- **Problem requirements**
Return each line of the data below exactly, omitting any pictures.

- **Data supplied**
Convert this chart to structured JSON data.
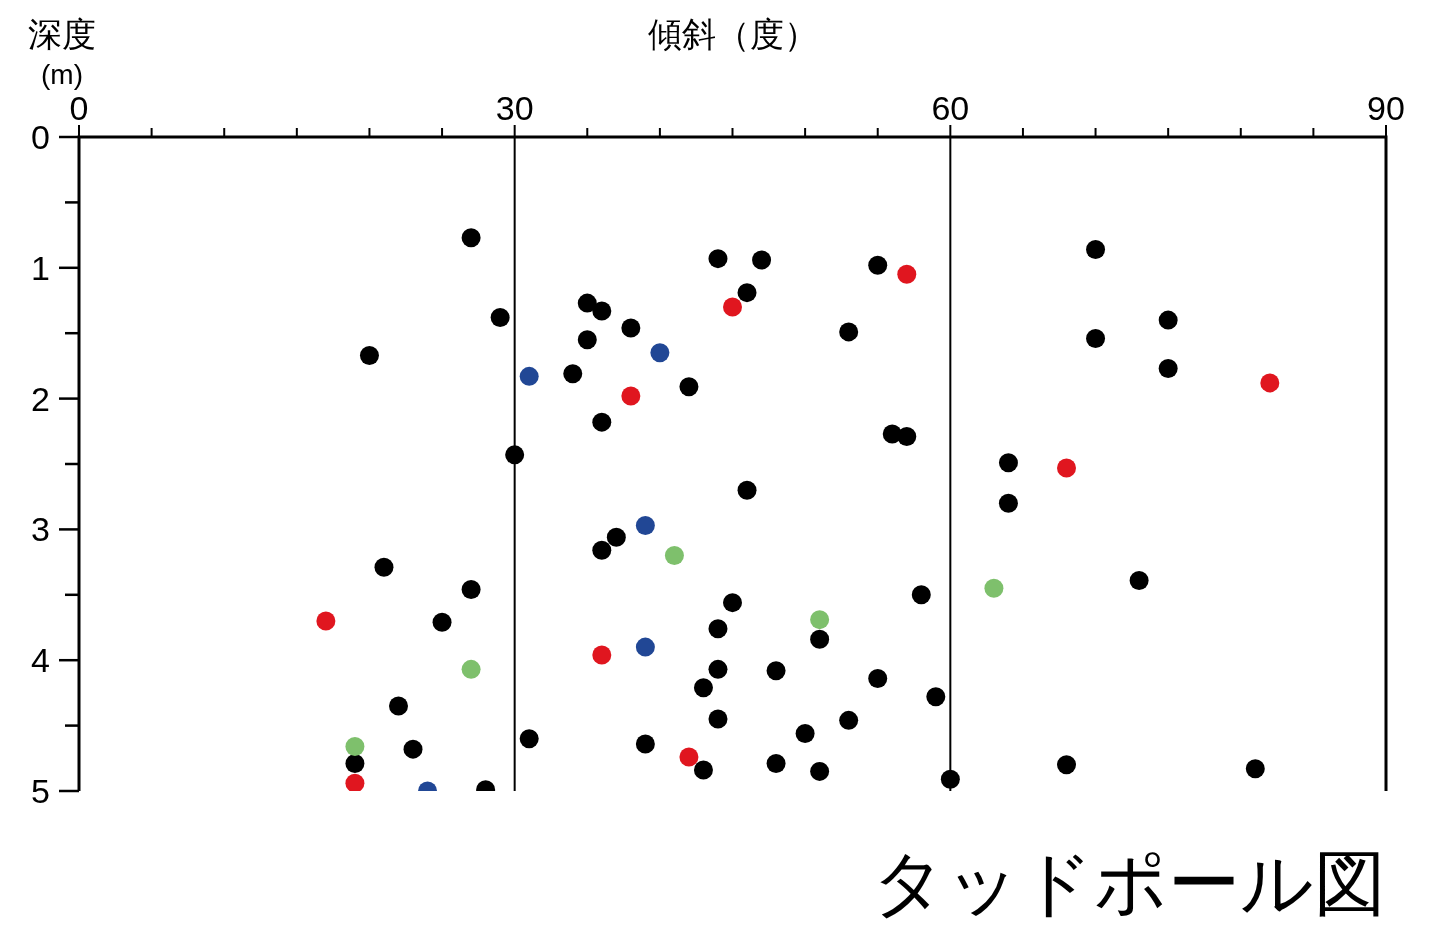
{
  "chart_data": {
    "type": "scatter",
    "title": "タッドポール図",
    "xlabel": "傾斜（度）",
    "ylabel": "深度\n(m)",
    "xlim": [
      0,
      90
    ],
    "ylim": [
      5,
      0
    ],
    "xticks": [
      0,
      {
        "value": 5,
        "label": null
      },
      {
        "value": 10,
        "label": null
      },
      {
        "value": 15,
        "label": null
      },
      {
        "value": 20,
        "label": null
      },
      {
        "value": 25,
        "label": null
      },
      30,
      {
        "value": 35,
        "label": null
      },
      {
        "value": 40,
        "label": null
      },
      {
        "value": 45,
        "label": null
      },
      {
        "value": 50,
        "label": null
      },
      {
        "value": 55,
        "label": null
      },
      60,
      {
        "value": 65,
        "label": null
      },
      {
        "value": 70,
        "label": null
      },
      {
        "value": 75,
        "label": null
      },
      {
        "value": 80,
        "label": null
      },
      {
        "value": 85,
        "label": null
      },
      90
    ],
    "yticks": [
      0,
      {
        "value": 0.5,
        "label": null
      },
      1,
      {
        "value": 1.5,
        "label": null
      },
      2,
      {
        "value": 2.5,
        "label": null
      },
      3,
      {
        "value": 3.5,
        "label": null
      },
      4,
      {
        "value": 4.5,
        "label": null
      },
      5
    ],
    "grid": "x",
    "marker": "circle",
    "series": [
      {
        "color": "#000000",
        "x": [
          27,
          29,
          20,
          44,
          47,
          46,
          35,
          36,
          38,
          35,
          34,
          42,
          36,
          55,
          53,
          56,
          57,
          30,
          70,
          75,
          70,
          75,
          64,
          64,
          73,
          68,
          81,
          46,
          37,
          36,
          58,
          45,
          44,
          51,
          44,
          48,
          43,
          55,
          59,
          44,
          50,
          53,
          31,
          39,
          43,
          48,
          51,
          60,
          21,
          27,
          25,
          22,
          23,
          19,
          28
        ],
        "values": [
          0.77,
          1.38,
          1.67,
          0.93,
          0.94,
          1.19,
          1.27,
          1.33,
          1.46,
          1.55,
          1.81,
          1.91,
          2.18,
          0.98,
          1.49,
          2.27,
          2.29,
          2.43,
          0.86,
          1.4,
          1.54,
          1.77,
          2.49,
          2.8,
          3.39,
          4.8,
          4.83,
          2.7,
          3.06,
          3.16,
          3.5,
          3.56,
          3.76,
          3.84,
          4.07,
          4.08,
          4.21,
          4.14,
          4.28,
          4.45,
          4.56,
          4.46,
          4.6,
          4.64,
          4.84,
          4.79,
          4.85,
          4.91,
          3.29,
          3.46,
          3.71,
          4.35,
          4.68,
          4.79,
          4.99
        ]
      },
      {
        "color": "#e0161f",
        "x": [
          57,
          45,
          38,
          82,
          68,
          17,
          36,
          42,
          19
        ],
        "values": [
          1.05,
          1.3,
          1.98,
          1.88,
          2.53,
          3.7,
          3.96,
          4.74,
          4.94
        ]
      },
      {
        "color": "#214795",
        "x": [
          31,
          40,
          39,
          39,
          24
        ],
        "values": [
          1.83,
          1.65,
          2.97,
          3.9,
          5.0
        ]
      },
      {
        "color": "#7ec06c",
        "x": [
          41,
          51,
          27,
          19,
          63
        ],
        "values": [
          3.2,
          3.69,
          4.07,
          4.66,
          3.45
        ]
      }
    ]
  }
}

- **Correct response**
Convert this chart to structured JSON data.
{
  "chart_data": {
    "type": "scatter",
    "title": "タッドポール図",
    "xlabel": "傾斜（度）",
    "ylabel": "深度\n(m)",
    "xlim": [
      0,
      90
    ],
    "ylim": [
      5,
      0
    ],
    "xticks": [
      0,
      {
        "value": 5,
        "label": null
      },
      {
        "value": 10,
        "label": null
      },
      {
        "value": 15,
        "label": null
      },
      {
        "value": 20,
        "label": null
      },
      {
        "value": 25,
        "label": null
      },
      30,
      {
        "value": 35,
        "label": null
      },
      {
        "value": 40,
        "label": null
      },
      {
        "value": 45,
        "label": null
      },
      {
        "value": 50,
        "label": null
      },
      {
        "value": 55,
        "label": null
      },
      60,
      {
        "value": 65,
        "label": null
      },
      {
        "value": 70,
        "label": null
      },
      {
        "value": 75,
        "label": null
      },
      {
        "value": 80,
        "label": null
      },
      {
        "value": 85,
        "label": null
      },
      90
    ],
    "yticks": [
      0,
      {
        "value": 0.5,
        "label": null
      },
      1,
      {
        "value": 1.5,
        "label": null
      },
      2,
      {
        "value": 2.5,
        "label": null
      },
      3,
      {
        "value": 3.5,
        "label": null
      },
      4,
      {
        "value": 4.5,
        "label": null
      },
      5
    ],
    "grid": "x",
    "marker": "circle",
    "series": [
      {
        "color": "#000000",
        "x": [
          27,
          29,
          20,
          44,
          47,
          46,
          35,
          36,
          38,
          35,
          34,
          42,
          36,
          55,
          53,
          56,
          57,
          30,
          70,
          75,
          70,
          75,
          64,
          64,
          73,
          68,
          81,
          46,
          37,
          36,
          58,
          45,
          44,
          51,
          44,
          48,
          43,
          55,
          59,
          44,
          50,
          53,
          31,
          39,
          43,
          48,
          51,
          60,
          21,
          27,
          25,
          22,
          23,
          19,
          28
        ],
        "values": [
          0.77,
          1.38,
          1.67,
          0.93,
          0.94,
          1.19,
          1.27,
          1.33,
          1.46,
          1.55,
          1.81,
          1.91,
          2.18,
          0.98,
          1.49,
          2.27,
          2.29,
          2.43,
          0.86,
          1.4,
          1.54,
          1.77,
          2.49,
          2.8,
          3.39,
          4.8,
          4.83,
          2.7,
          3.06,
          3.16,
          3.5,
          3.56,
          3.76,
          3.84,
          4.07,
          4.08,
          4.21,
          4.14,
          4.28,
          4.45,
          4.56,
          4.46,
          4.6,
          4.64,
          4.84,
          4.79,
          4.85,
          4.91,
          3.29,
          3.46,
          3.71,
          4.35,
          4.68,
          4.79,
          4.99
        ]
      },
      {
        "color": "#e0161f",
        "x": [
          57,
          45,
          38,
          82,
          68,
          17,
          36,
          42,
          19
        ],
        "values": [
          1.05,
          1.3,
          1.98,
          1.88,
          2.53,
          3.7,
          3.96,
          4.74,
          4.94
        ]
      },
      {
        "color": "#214795",
        "x": [
          31,
          40,
          39,
          39,
          24
        ],
        "values": [
          1.83,
          1.65,
          2.97,
          3.9,
          5.0
        ]
      },
      {
        "color": "#7ec06c",
        "x": [
          41,
          51,
          27,
          19,
          63
        ],
        "values": [
          3.2,
          3.69,
          4.07,
          4.66,
          3.45
        ]
      }
    ]
  }
}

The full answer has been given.